[WHAT YOU SHOULD DO]: Extract the records below word for word and ignore the images.

::::

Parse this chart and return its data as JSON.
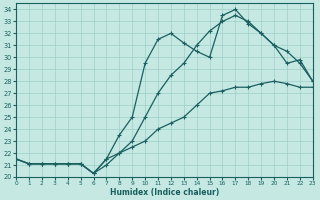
{
  "title": "",
  "xlabel": "Humidex (Indice chaleur)",
  "ylabel": "",
  "background_color": "#c5e8e2",
  "grid_color": "#9ecfc7",
  "line_color": "#1a6060",
  "xlim": [
    0,
    23
  ],
  "ylim": [
    20,
    34.5
  ],
  "xticks": [
    0,
    1,
    2,
    3,
    4,
    5,
    6,
    7,
    8,
    9,
    10,
    11,
    12,
    13,
    14,
    15,
    16,
    17,
    18,
    19,
    20,
    21,
    22,
    23
  ],
  "yticks": [
    20,
    21,
    22,
    23,
    24,
    25,
    26,
    27,
    28,
    29,
    30,
    31,
    32,
    33,
    34
  ],
  "line1_x": [
    0,
    1,
    2,
    3,
    4,
    5,
    6,
    7,
    8,
    9,
    10,
    11,
    12,
    13,
    14,
    15,
    16,
    17,
    18,
    19,
    20,
    21,
    22,
    23
  ],
  "line1_y": [
    21.5,
    21.1,
    21.1,
    21.1,
    21.1,
    21.1,
    20.3,
    21.0,
    22.0,
    22.5,
    23.0,
    24.0,
    24.5,
    25.0,
    26.0,
    27.0,
    27.2,
    27.5,
    27.5,
    27.8,
    28.0,
    27.8,
    27.5,
    27.5
  ],
  "line2_x": [
    0,
    1,
    2,
    3,
    4,
    5,
    6,
    7,
    8,
    9,
    10,
    11,
    12,
    13,
    14,
    15,
    16,
    17,
    18,
    19,
    20,
    21,
    22,
    23
  ],
  "line2_y": [
    21.5,
    21.1,
    21.1,
    21.1,
    21.1,
    21.1,
    20.3,
    21.5,
    23.5,
    25.0,
    29.5,
    31.5,
    32.0,
    31.2,
    30.5,
    30.0,
    33.5,
    34.0,
    32.8,
    32.0,
    31.0,
    29.5,
    29.8,
    28.0
  ],
  "line3_x": [
    0,
    1,
    2,
    3,
    4,
    5,
    6,
    7,
    8,
    9,
    10,
    11,
    12,
    13,
    14,
    15,
    16,
    17,
    18,
    19,
    20,
    21,
    22,
    23
  ],
  "line3_y": [
    21.5,
    21.1,
    21.1,
    21.1,
    21.1,
    21.1,
    20.3,
    21.5,
    22.0,
    23.0,
    25.0,
    27.0,
    28.5,
    29.5,
    31.0,
    32.2,
    33.0,
    33.5,
    33.0,
    32.0,
    31.0,
    30.5,
    29.5,
    28.0
  ]
}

::::

[CORRECT ANSWER]:
Parse this chart and return its data as JSON.
{
  "title": "",
  "xlabel": "Humidex (Indice chaleur)",
  "ylabel": "",
  "background_color": "#c5e8e2",
  "grid_color": "#9ecfc7",
  "line_color": "#1a6060",
  "xlim": [
    0,
    23
  ],
  "ylim": [
    20,
    34.5
  ],
  "xticks": [
    0,
    1,
    2,
    3,
    4,
    5,
    6,
    7,
    8,
    9,
    10,
    11,
    12,
    13,
    14,
    15,
    16,
    17,
    18,
    19,
    20,
    21,
    22,
    23
  ],
  "yticks": [
    20,
    21,
    22,
    23,
    24,
    25,
    26,
    27,
    28,
    29,
    30,
    31,
    32,
    33,
    34
  ],
  "line1_x": [
    0,
    1,
    2,
    3,
    4,
    5,
    6,
    7,
    8,
    9,
    10,
    11,
    12,
    13,
    14,
    15,
    16,
    17,
    18,
    19,
    20,
    21,
    22,
    23
  ],
  "line1_y": [
    21.5,
    21.1,
    21.1,
    21.1,
    21.1,
    21.1,
    20.3,
    21.0,
    22.0,
    22.5,
    23.0,
    24.0,
    24.5,
    25.0,
    26.0,
    27.0,
    27.2,
    27.5,
    27.5,
    27.8,
    28.0,
    27.8,
    27.5,
    27.5
  ],
  "line2_x": [
    0,
    1,
    2,
    3,
    4,
    5,
    6,
    7,
    8,
    9,
    10,
    11,
    12,
    13,
    14,
    15,
    16,
    17,
    18,
    19,
    20,
    21,
    22,
    23
  ],
  "line2_y": [
    21.5,
    21.1,
    21.1,
    21.1,
    21.1,
    21.1,
    20.3,
    21.5,
    23.5,
    25.0,
    29.5,
    31.5,
    32.0,
    31.2,
    30.5,
    30.0,
    33.5,
    34.0,
    32.8,
    32.0,
    31.0,
    29.5,
    29.8,
    28.0
  ],
  "line3_x": [
    0,
    1,
    2,
    3,
    4,
    5,
    6,
    7,
    8,
    9,
    10,
    11,
    12,
    13,
    14,
    15,
    16,
    17,
    18,
    19,
    20,
    21,
    22,
    23
  ],
  "line3_y": [
    21.5,
    21.1,
    21.1,
    21.1,
    21.1,
    21.1,
    20.3,
    21.5,
    22.0,
    23.0,
    25.0,
    27.0,
    28.5,
    29.5,
    31.0,
    32.2,
    33.0,
    33.5,
    33.0,
    32.0,
    31.0,
    30.5,
    29.5,
    28.0
  ]
}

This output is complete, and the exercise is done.